**DATASET:**
--------------------------------
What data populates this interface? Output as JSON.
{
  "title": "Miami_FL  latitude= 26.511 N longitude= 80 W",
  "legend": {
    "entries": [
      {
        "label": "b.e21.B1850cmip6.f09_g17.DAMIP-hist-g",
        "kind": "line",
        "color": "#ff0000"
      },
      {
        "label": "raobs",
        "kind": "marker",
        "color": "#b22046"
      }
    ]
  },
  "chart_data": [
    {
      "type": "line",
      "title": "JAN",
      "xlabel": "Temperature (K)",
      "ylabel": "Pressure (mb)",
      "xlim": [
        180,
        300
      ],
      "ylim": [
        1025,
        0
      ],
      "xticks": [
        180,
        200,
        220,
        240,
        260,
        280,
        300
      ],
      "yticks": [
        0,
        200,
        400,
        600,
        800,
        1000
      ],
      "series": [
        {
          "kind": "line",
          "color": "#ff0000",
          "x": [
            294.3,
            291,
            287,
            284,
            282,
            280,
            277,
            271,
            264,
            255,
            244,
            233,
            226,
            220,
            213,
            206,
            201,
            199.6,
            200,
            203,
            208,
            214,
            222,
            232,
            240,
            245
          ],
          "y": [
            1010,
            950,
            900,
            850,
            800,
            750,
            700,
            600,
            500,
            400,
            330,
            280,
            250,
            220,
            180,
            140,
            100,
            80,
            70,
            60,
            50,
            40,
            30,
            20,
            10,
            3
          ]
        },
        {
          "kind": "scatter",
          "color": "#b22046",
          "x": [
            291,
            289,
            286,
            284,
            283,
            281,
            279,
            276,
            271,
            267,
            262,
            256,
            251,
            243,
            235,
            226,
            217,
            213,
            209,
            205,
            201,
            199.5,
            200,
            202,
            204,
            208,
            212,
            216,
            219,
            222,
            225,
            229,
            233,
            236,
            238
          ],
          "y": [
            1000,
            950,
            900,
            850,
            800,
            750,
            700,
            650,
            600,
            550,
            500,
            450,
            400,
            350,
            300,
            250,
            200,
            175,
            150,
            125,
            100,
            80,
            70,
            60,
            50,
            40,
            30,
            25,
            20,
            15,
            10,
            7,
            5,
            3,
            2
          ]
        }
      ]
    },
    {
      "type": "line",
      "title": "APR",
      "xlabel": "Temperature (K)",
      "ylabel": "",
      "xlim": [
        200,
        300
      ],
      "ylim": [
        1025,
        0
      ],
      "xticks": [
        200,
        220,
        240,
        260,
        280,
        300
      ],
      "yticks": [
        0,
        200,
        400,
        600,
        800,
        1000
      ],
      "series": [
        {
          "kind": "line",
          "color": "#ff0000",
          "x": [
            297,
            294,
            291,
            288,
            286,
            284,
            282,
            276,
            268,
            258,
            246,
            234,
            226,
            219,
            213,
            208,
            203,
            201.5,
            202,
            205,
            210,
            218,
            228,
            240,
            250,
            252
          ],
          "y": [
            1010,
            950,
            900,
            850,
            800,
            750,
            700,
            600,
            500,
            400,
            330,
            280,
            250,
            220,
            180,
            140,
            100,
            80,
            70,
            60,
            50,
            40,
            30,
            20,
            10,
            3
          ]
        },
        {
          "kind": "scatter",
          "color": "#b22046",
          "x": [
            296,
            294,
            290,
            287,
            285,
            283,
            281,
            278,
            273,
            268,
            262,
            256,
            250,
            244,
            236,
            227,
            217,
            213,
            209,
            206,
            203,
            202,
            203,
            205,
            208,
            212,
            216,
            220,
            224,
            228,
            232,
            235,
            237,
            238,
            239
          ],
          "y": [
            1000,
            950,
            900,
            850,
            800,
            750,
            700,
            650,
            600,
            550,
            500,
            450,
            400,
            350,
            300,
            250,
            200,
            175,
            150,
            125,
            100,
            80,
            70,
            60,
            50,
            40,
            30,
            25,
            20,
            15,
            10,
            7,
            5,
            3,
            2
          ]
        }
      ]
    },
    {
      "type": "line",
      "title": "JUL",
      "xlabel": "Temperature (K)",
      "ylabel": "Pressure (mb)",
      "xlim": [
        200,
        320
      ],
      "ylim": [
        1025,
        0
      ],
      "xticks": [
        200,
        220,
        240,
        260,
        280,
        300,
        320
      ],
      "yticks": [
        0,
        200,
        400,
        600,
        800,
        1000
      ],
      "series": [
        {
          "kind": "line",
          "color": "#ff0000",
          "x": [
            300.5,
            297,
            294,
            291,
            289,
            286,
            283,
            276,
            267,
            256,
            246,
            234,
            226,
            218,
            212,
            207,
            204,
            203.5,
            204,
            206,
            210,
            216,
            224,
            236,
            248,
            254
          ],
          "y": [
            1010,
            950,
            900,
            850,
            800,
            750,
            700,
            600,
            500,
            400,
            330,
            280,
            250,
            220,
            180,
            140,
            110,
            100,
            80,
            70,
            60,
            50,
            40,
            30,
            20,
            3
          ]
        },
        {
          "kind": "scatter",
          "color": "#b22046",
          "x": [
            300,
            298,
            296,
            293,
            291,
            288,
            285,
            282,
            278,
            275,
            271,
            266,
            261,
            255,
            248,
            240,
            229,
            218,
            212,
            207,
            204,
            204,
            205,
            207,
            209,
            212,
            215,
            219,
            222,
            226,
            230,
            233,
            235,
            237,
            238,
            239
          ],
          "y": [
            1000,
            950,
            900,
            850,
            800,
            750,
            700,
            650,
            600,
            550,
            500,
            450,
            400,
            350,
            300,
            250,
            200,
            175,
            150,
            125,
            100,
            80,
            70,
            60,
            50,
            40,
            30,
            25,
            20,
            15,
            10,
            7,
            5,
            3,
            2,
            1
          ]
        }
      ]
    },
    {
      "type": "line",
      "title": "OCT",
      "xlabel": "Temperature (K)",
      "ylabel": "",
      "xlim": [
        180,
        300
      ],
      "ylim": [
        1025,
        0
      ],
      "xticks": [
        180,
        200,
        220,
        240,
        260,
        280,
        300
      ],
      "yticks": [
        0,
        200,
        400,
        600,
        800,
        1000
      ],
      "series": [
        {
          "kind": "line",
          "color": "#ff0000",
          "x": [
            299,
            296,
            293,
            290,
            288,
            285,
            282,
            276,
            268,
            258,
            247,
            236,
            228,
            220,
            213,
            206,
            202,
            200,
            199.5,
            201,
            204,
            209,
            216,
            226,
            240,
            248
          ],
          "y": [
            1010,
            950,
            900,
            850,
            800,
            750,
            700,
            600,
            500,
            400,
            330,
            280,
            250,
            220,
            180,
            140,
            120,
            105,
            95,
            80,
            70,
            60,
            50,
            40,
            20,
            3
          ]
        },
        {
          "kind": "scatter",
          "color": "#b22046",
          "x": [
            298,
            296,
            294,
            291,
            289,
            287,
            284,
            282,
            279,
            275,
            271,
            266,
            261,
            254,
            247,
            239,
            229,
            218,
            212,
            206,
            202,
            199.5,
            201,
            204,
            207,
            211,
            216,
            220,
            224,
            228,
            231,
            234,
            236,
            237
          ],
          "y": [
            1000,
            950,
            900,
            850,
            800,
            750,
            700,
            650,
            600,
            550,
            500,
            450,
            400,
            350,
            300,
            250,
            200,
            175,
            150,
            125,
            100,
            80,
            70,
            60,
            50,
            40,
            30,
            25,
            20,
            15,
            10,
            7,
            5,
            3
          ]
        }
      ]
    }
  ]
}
--------------------------------
**DIRECTIVE:** Output every line above without altering anything.

**TASK SOLUTION:**
What data populates this interface? Output as JSON.
{
  "title": "Miami_FL  latitude= 26.511 N longitude= 80 W",
  "legend": {
    "entries": [
      {
        "label": "b.e21.B1850cmip6.f09_g17.DAMIP-hist-g",
        "kind": "line",
        "color": "#ff0000"
      },
      {
        "label": "raobs",
        "kind": "marker",
        "color": "#b22046"
      }
    ]
  },
  "chart_data": [
    {
      "type": "line",
      "title": "JAN",
      "xlabel": "Temperature (K)",
      "ylabel": "Pressure (mb)",
      "xlim": [
        180,
        300
      ],
      "ylim": [
        1025,
        0
      ],
      "xticks": [
        180,
        200,
        220,
        240,
        260,
        280,
        300
      ],
      "yticks": [
        0,
        200,
        400,
        600,
        800,
        1000
      ],
      "series": [
        {
          "kind": "line",
          "color": "#ff0000",
          "x": [
            294.3,
            291,
            287,
            284,
            282,
            280,
            277,
            271,
            264,
            255,
            244,
            233,
            226,
            220,
            213,
            206,
            201,
            199.6,
            200,
            203,
            208,
            214,
            222,
            232,
            240,
            245
          ],
          "y": [
            1010,
            950,
            900,
            850,
            800,
            750,
            700,
            600,
            500,
            400,
            330,
            280,
            250,
            220,
            180,
            140,
            100,
            80,
            70,
            60,
            50,
            40,
            30,
            20,
            10,
            3
          ]
        },
        {
          "kind": "scatter",
          "color": "#b22046",
          "x": [
            291,
            289,
            286,
            284,
            283,
            281,
            279,
            276,
            271,
            267,
            262,
            256,
            251,
            243,
            235,
            226,
            217,
            213,
            209,
            205,
            201,
            199.5,
            200,
            202,
            204,
            208,
            212,
            216,
            219,
            222,
            225,
            229,
            233,
            236,
            238
          ],
          "y": [
            1000,
            950,
            900,
            850,
            800,
            750,
            700,
            650,
            600,
            550,
            500,
            450,
            400,
            350,
            300,
            250,
            200,
            175,
            150,
            125,
            100,
            80,
            70,
            60,
            50,
            40,
            30,
            25,
            20,
            15,
            10,
            7,
            5,
            3,
            2
          ]
        }
      ]
    },
    {
      "type": "line",
      "title": "APR",
      "xlabel": "Temperature (K)",
      "ylabel": "",
      "xlim": [
        200,
        300
      ],
      "ylim": [
        1025,
        0
      ],
      "xticks": [
        200,
        220,
        240,
        260,
        280,
        300
      ],
      "yticks": [
        0,
        200,
        400,
        600,
        800,
        1000
      ],
      "series": [
        {
          "kind": "line",
          "color": "#ff0000",
          "x": [
            297,
            294,
            291,
            288,
            286,
            284,
            282,
            276,
            268,
            258,
            246,
            234,
            226,
            219,
            213,
            208,
            203,
            201.5,
            202,
            205,
            210,
            218,
            228,
            240,
            250,
            252
          ],
          "y": [
            1010,
            950,
            900,
            850,
            800,
            750,
            700,
            600,
            500,
            400,
            330,
            280,
            250,
            220,
            180,
            140,
            100,
            80,
            70,
            60,
            50,
            40,
            30,
            20,
            10,
            3
          ]
        },
        {
          "kind": "scatter",
          "color": "#b22046",
          "x": [
            296,
            294,
            290,
            287,
            285,
            283,
            281,
            278,
            273,
            268,
            262,
            256,
            250,
            244,
            236,
            227,
            217,
            213,
            209,
            206,
            203,
            202,
            203,
            205,
            208,
            212,
            216,
            220,
            224,
            228,
            232,
            235,
            237,
            238,
            239
          ],
          "y": [
            1000,
            950,
            900,
            850,
            800,
            750,
            700,
            650,
            600,
            550,
            500,
            450,
            400,
            350,
            300,
            250,
            200,
            175,
            150,
            125,
            100,
            80,
            70,
            60,
            50,
            40,
            30,
            25,
            20,
            15,
            10,
            7,
            5,
            3,
            2
          ]
        }
      ]
    },
    {
      "type": "line",
      "title": "JUL",
      "xlabel": "Temperature (K)",
      "ylabel": "Pressure (mb)",
      "xlim": [
        200,
        320
      ],
      "ylim": [
        1025,
        0
      ],
      "xticks": [
        200,
        220,
        240,
        260,
        280,
        300,
        320
      ],
      "yticks": [
        0,
        200,
        400,
        600,
        800,
        1000
      ],
      "series": [
        {
          "kind": "line",
          "color": "#ff0000",
          "x": [
            300.5,
            297,
            294,
            291,
            289,
            286,
            283,
            276,
            267,
            256,
            246,
            234,
            226,
            218,
            212,
            207,
            204,
            203.5,
            204,
            206,
            210,
            216,
            224,
            236,
            248,
            254
          ],
          "y": [
            1010,
            950,
            900,
            850,
            800,
            750,
            700,
            600,
            500,
            400,
            330,
            280,
            250,
            220,
            180,
            140,
            110,
            100,
            80,
            70,
            60,
            50,
            40,
            30,
            20,
            3
          ]
        },
        {
          "kind": "scatter",
          "color": "#b22046",
          "x": [
            300,
            298,
            296,
            293,
            291,
            288,
            285,
            282,
            278,
            275,
            271,
            266,
            261,
            255,
            248,
            240,
            229,
            218,
            212,
            207,
            204,
            204,
            205,
            207,
            209,
            212,
            215,
            219,
            222,
            226,
            230,
            233,
            235,
            237,
            238,
            239
          ],
          "y": [
            1000,
            950,
            900,
            850,
            800,
            750,
            700,
            650,
            600,
            550,
            500,
            450,
            400,
            350,
            300,
            250,
            200,
            175,
            150,
            125,
            100,
            80,
            70,
            60,
            50,
            40,
            30,
            25,
            20,
            15,
            10,
            7,
            5,
            3,
            2,
            1
          ]
        }
      ]
    },
    {
      "type": "line",
      "title": "OCT",
      "xlabel": "Temperature (K)",
      "ylabel": "",
      "xlim": [
        180,
        300
      ],
      "ylim": [
        1025,
        0
      ],
      "xticks": [
        180,
        200,
        220,
        240,
        260,
        280,
        300
      ],
      "yticks": [
        0,
        200,
        400,
        600,
        800,
        1000
      ],
      "series": [
        {
          "kind": "line",
          "color": "#ff0000",
          "x": [
            299,
            296,
            293,
            290,
            288,
            285,
            282,
            276,
            268,
            258,
            247,
            236,
            228,
            220,
            213,
            206,
            202,
            200,
            199.5,
            201,
            204,
            209,
            216,
            226,
            240,
            248
          ],
          "y": [
            1010,
            950,
            900,
            850,
            800,
            750,
            700,
            600,
            500,
            400,
            330,
            280,
            250,
            220,
            180,
            140,
            120,
            105,
            95,
            80,
            70,
            60,
            50,
            40,
            20,
            3
          ]
        },
        {
          "kind": "scatter",
          "color": "#b22046",
          "x": [
            298,
            296,
            294,
            291,
            289,
            287,
            284,
            282,
            279,
            275,
            271,
            266,
            261,
            254,
            247,
            239,
            229,
            218,
            212,
            206,
            202,
            199.5,
            201,
            204,
            207,
            211,
            216,
            220,
            224,
            228,
            231,
            234,
            236,
            237
          ],
          "y": [
            1000,
            950,
            900,
            850,
            800,
            750,
            700,
            650,
            600,
            550,
            500,
            450,
            400,
            350,
            300,
            250,
            200,
            175,
            150,
            125,
            100,
            80,
            70,
            60,
            50,
            40,
            30,
            25,
            20,
            15,
            10,
            7,
            5,
            3
          ]
        }
      ]
    }
  ]
}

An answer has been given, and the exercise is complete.